§ **EXERCISE AIM**: Copy out, exactly as written, only the line containing "Enumerate this screenshot's" and the lines after it through the end of the records.

(Stored dataset items)
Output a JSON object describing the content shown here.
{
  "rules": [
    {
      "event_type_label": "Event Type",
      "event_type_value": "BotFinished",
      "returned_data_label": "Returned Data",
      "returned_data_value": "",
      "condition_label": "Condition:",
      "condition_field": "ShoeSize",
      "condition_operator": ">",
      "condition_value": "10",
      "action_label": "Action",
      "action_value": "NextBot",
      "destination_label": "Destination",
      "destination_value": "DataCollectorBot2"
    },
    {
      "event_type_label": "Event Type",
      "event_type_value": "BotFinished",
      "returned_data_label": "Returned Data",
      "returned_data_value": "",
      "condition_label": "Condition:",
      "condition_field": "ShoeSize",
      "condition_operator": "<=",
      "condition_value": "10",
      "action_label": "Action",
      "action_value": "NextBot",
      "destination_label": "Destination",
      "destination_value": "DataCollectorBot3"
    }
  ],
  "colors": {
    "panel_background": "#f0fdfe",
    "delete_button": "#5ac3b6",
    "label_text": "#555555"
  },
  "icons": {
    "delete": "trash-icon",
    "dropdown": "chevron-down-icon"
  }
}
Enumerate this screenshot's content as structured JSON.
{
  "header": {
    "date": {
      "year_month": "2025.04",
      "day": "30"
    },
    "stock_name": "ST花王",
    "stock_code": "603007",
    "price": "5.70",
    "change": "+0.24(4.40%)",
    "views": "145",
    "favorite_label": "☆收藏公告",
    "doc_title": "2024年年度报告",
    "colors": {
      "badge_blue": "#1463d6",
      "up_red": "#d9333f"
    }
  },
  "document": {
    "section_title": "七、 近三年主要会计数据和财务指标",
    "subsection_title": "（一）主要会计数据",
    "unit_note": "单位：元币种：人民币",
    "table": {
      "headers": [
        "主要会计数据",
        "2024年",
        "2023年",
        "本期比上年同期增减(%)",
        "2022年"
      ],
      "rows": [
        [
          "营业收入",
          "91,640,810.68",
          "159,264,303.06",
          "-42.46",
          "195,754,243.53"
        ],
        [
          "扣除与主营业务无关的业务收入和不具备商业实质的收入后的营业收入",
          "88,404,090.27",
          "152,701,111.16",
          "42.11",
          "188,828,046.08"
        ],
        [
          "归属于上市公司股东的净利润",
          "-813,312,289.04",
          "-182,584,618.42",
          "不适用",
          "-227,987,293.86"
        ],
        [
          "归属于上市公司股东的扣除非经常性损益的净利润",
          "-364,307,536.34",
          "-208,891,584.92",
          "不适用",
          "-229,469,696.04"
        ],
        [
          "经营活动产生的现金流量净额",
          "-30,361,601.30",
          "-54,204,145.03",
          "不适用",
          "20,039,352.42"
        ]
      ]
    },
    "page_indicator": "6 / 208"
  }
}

§ **RESPONSE TO THIS TASK**:
Enumerate this screenshot's content as structured JSON.
{
  "header": {
    "date": {
      "year_month": "2025.04",
      "day": "30"
    },
    "stock_name": "ST花王",
    "stock_code": "603007",
    "price": "5.70",
    "change": "+0.24(4.40%)",
    "views": "145",
    "favorite_label": "☆收藏公告",
    "doc_title": "2024年年度报告",
    "colors": {
      "badge_blue": "#1463d6",
      "up_red": "#d9333f"
    }
  },
  "document": {
    "section_title": "七、 近三年主要会计数据和财务指标",
    "subsection_title": "（一）主要会计数据",
    "unit_note": "单位：元币种：人民币",
    "table": {
      "headers": [
        "主要会计数据",
        "2024年",
        "2023年",
        "本期比上年同期增减(%)",
        "2022年"
      ],
      "rows": [
        [
          "营业收入",
          "91,640,810.68",
          "159,264,303.06",
          "-42.46",
          "195,754,243.53"
        ],
        [
          "扣除与主营业务无关的业务收入和不具备商业实质的收入后的营业收入",
          "88,404,090.27",
          "152,701,111.16",
          "42.11",
          "188,828,046.08"
        ],
        [
          "归属于上市公司股东的净利润",
          "-813,312,289.04",
          "-182,584,618.42",
          "不适用",
          "-227,987,293.86"
        ],
        [
          "归属于上市公司股东的扣除非经常性损益的净利润",
          "-364,307,536.34",
          "-208,891,584.92",
          "不适用",
          "-229,469,696.04"
        ],
        [
          "经营活动产生的现金流量净额",
          "-30,361,601.30",
          "-54,204,145.03",
          "不适用",
          "20,039,352.42"
        ]
      ]
    },
    "page_indicator": "6 / 208"
  }
}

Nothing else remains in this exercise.